▶ [Written exercise]:
Whenever a line below holds the word "this", copy that line.

++++ Supplied records ++++

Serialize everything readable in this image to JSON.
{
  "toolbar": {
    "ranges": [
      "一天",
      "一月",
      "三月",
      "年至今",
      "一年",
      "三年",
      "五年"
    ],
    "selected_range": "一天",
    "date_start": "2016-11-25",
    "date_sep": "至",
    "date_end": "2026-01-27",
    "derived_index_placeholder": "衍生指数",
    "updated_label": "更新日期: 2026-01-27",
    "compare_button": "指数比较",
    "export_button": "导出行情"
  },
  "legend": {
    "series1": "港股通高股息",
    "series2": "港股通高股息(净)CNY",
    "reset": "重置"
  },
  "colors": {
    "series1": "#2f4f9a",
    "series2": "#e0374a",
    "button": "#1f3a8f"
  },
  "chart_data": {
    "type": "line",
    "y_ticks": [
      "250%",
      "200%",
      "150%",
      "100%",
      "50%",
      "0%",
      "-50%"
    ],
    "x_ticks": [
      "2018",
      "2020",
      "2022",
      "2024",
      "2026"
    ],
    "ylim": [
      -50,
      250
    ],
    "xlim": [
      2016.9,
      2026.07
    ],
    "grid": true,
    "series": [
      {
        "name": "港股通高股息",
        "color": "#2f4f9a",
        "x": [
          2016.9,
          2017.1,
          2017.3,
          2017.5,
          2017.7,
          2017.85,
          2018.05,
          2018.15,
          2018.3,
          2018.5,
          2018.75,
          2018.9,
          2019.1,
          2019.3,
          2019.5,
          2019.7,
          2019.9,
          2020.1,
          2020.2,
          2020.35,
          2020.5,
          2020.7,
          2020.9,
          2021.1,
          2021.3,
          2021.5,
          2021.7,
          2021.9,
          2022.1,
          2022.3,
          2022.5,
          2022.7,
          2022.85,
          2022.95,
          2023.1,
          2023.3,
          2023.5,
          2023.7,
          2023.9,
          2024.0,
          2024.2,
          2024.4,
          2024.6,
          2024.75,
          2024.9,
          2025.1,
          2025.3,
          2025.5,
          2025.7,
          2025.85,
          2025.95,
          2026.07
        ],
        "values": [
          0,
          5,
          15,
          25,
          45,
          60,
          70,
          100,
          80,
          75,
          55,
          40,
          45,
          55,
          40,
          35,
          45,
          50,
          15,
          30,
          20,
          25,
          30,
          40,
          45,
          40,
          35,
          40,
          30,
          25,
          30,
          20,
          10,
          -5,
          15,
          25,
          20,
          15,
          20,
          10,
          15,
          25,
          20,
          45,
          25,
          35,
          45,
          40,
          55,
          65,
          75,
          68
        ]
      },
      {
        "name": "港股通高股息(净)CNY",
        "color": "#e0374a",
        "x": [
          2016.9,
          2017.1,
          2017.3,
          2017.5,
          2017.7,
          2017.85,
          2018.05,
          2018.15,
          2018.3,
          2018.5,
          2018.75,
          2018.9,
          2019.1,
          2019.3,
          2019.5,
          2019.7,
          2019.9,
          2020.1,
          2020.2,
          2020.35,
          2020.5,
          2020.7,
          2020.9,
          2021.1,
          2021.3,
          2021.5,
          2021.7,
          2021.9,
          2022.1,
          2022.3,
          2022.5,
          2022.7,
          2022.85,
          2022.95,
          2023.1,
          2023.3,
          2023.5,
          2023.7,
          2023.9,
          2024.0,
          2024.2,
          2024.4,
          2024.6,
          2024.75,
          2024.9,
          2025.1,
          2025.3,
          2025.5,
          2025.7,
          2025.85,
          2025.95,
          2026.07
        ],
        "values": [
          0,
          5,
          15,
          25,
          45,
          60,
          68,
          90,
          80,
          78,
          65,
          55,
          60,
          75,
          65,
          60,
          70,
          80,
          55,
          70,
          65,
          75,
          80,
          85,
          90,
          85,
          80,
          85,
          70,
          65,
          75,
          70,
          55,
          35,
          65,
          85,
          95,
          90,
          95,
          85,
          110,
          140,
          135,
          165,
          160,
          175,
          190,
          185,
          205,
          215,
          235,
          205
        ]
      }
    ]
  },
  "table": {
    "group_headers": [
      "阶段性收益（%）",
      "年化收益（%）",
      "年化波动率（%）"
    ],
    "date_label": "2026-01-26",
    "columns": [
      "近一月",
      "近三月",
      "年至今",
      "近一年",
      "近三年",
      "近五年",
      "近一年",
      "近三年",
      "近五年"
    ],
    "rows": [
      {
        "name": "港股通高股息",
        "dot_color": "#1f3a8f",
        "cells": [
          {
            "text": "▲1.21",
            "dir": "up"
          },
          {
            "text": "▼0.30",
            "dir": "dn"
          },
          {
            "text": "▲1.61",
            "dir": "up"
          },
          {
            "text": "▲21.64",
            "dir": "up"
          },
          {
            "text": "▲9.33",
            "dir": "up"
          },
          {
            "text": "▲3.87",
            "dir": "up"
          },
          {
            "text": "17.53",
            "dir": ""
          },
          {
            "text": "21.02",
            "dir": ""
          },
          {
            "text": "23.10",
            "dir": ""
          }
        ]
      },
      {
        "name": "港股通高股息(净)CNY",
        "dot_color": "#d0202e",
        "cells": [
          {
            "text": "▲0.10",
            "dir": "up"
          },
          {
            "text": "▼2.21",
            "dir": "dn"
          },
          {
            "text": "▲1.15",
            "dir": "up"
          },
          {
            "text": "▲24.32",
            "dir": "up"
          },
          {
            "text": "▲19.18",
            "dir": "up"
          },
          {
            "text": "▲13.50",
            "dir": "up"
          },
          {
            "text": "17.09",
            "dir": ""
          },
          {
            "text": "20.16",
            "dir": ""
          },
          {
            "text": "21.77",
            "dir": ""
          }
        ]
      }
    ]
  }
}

++++
++++ Supplied records ++++

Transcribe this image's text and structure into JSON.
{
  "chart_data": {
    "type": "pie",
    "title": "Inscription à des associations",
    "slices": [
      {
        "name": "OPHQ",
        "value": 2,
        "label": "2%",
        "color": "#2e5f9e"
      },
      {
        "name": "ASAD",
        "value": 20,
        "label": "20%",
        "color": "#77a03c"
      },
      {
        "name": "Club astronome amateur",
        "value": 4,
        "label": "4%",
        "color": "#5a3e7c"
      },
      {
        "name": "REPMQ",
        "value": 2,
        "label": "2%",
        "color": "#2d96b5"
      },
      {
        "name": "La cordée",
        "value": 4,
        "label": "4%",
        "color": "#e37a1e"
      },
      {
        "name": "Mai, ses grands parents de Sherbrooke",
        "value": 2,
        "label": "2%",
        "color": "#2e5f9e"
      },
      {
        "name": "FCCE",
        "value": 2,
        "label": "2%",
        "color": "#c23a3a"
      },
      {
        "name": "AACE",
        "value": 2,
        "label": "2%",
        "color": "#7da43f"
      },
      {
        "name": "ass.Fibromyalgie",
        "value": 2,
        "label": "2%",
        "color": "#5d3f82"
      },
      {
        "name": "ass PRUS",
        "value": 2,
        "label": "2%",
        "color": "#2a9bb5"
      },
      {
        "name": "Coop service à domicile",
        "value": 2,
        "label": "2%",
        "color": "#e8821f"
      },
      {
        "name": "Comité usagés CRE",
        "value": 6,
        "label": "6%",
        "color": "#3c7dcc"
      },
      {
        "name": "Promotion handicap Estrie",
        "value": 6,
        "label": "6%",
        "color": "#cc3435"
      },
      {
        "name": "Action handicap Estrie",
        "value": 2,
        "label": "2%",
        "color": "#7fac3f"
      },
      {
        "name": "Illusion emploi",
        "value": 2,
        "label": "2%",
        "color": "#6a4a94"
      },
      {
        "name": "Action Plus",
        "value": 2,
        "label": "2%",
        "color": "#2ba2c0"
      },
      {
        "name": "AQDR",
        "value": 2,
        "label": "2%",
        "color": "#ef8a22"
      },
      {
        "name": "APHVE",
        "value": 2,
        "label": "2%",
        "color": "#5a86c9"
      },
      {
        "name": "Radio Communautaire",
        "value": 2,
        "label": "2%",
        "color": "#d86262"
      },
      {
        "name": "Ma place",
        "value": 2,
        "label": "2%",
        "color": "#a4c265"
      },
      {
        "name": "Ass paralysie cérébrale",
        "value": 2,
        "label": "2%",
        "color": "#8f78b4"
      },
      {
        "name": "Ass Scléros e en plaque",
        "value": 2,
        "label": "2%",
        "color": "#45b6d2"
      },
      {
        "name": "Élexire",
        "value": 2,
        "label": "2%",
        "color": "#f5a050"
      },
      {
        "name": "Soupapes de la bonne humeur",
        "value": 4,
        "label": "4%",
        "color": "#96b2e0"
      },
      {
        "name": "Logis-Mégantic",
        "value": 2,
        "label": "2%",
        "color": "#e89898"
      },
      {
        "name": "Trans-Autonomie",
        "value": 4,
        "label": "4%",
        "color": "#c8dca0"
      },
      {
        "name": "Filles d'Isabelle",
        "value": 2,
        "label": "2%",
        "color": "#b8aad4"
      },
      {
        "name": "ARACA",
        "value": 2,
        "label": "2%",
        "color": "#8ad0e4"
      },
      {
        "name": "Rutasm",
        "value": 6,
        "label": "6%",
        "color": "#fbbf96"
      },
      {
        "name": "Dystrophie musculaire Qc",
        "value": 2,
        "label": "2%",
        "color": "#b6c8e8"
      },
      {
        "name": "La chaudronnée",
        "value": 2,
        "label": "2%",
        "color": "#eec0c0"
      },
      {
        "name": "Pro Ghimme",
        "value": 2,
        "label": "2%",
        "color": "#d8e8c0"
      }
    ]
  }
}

++++
++++ Supplied records ++++

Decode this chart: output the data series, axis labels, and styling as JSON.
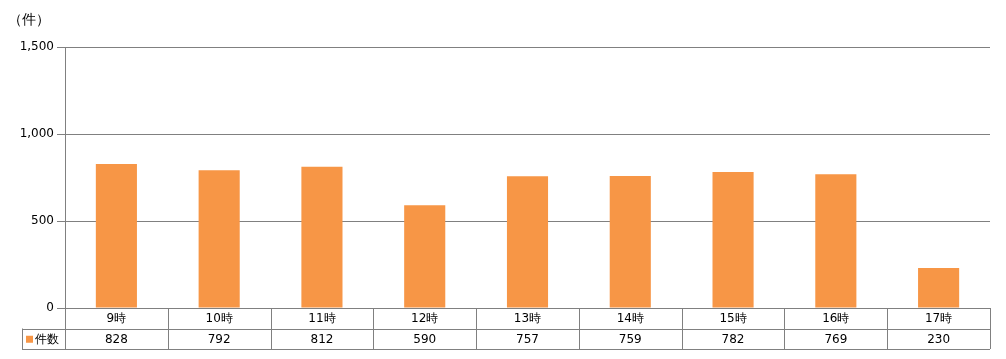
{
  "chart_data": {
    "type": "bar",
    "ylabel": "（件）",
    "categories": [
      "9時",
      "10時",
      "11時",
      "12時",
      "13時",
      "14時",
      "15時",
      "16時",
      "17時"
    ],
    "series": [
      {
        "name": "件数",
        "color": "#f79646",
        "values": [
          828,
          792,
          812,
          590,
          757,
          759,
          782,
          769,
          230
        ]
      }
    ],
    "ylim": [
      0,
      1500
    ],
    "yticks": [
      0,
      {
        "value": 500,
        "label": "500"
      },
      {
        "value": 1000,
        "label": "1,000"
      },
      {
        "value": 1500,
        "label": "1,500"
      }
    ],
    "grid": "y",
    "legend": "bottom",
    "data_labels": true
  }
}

++++

▶ [Solution below]:
Serialize everything readable in this image to JSON.
Transcribe this image's text and structure into JSON.
Decode this chart: output the data series, axis labels, and styling as JSON.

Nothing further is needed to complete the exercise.